» What is being asked:
Find each line with the string "heading" and report it.

» Available records:
▼▼▼
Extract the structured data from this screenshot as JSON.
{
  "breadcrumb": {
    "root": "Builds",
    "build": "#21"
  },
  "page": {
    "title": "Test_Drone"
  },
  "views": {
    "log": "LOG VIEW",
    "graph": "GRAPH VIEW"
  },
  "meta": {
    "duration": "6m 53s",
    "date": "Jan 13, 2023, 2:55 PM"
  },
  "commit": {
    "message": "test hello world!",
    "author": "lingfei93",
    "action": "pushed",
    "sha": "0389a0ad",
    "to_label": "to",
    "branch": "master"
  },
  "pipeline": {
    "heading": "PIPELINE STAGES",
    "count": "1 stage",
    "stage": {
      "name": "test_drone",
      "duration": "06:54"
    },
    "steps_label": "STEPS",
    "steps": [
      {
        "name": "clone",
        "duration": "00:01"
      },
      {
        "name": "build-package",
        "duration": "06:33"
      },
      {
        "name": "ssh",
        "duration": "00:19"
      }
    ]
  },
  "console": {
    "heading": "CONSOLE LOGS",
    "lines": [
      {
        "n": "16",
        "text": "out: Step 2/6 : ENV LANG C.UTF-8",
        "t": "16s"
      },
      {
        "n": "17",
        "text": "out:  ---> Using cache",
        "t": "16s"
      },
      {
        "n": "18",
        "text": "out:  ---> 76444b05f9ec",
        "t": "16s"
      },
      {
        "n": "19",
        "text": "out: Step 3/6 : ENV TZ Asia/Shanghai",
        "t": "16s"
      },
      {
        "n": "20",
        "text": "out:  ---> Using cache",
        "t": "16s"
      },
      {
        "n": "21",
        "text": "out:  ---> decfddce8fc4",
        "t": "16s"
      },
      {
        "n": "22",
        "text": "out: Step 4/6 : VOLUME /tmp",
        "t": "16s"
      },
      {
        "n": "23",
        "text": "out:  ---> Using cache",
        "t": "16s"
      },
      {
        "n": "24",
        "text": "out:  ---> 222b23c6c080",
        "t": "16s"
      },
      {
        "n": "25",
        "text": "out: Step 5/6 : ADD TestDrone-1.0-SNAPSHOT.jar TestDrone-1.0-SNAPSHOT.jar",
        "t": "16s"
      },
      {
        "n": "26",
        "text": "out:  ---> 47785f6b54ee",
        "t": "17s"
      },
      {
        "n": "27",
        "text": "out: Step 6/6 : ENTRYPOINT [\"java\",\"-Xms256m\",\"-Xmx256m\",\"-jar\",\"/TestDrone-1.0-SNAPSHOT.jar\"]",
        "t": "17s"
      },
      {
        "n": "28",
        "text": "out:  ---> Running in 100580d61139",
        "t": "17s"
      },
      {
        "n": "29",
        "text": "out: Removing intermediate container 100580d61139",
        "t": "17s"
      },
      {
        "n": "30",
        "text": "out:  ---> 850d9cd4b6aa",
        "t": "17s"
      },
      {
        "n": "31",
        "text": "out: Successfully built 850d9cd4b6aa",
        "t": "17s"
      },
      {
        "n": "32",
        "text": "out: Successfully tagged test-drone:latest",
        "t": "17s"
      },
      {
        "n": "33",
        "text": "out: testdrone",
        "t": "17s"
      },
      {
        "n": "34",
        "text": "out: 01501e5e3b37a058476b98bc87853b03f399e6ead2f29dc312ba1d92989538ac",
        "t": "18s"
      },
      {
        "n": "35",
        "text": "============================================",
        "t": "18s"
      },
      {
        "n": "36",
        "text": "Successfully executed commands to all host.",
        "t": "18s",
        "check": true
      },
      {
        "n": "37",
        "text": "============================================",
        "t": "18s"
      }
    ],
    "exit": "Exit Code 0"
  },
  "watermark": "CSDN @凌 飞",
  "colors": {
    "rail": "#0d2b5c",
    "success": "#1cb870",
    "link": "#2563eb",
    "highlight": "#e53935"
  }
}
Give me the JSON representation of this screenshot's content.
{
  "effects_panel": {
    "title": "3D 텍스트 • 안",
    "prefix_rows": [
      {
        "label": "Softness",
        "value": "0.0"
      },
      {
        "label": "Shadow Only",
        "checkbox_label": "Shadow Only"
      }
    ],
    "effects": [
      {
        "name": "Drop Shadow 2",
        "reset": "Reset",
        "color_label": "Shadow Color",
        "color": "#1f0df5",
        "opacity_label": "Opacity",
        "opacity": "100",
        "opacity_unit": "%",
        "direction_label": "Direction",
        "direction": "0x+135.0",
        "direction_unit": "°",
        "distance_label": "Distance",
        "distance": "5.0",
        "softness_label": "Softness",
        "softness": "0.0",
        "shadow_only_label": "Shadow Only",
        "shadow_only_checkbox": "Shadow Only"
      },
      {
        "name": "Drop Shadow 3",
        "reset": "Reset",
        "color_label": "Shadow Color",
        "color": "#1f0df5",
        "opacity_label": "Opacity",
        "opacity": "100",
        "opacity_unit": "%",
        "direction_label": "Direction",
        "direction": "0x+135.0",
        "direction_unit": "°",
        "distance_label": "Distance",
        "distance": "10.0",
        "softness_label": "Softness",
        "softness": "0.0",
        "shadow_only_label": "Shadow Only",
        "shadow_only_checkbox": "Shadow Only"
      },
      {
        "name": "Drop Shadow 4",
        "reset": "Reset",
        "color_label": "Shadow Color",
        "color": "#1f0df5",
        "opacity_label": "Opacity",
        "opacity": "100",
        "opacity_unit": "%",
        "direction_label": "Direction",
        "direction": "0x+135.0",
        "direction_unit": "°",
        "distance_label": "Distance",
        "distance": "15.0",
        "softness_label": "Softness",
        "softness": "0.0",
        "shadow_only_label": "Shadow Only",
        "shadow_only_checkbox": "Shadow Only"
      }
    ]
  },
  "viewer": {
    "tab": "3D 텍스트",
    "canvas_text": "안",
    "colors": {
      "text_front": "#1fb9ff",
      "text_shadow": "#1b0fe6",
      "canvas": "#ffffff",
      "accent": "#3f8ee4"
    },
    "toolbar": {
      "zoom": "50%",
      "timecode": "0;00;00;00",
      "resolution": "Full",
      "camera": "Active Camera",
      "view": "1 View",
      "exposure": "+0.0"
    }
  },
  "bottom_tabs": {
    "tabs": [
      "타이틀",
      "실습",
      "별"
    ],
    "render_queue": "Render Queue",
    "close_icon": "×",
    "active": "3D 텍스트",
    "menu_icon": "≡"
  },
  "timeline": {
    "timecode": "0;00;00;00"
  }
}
▲▲▲
» Reply to the task:
    "heading": "PIPELINE STAGES",
    "heading": "CONSOLE LOGS",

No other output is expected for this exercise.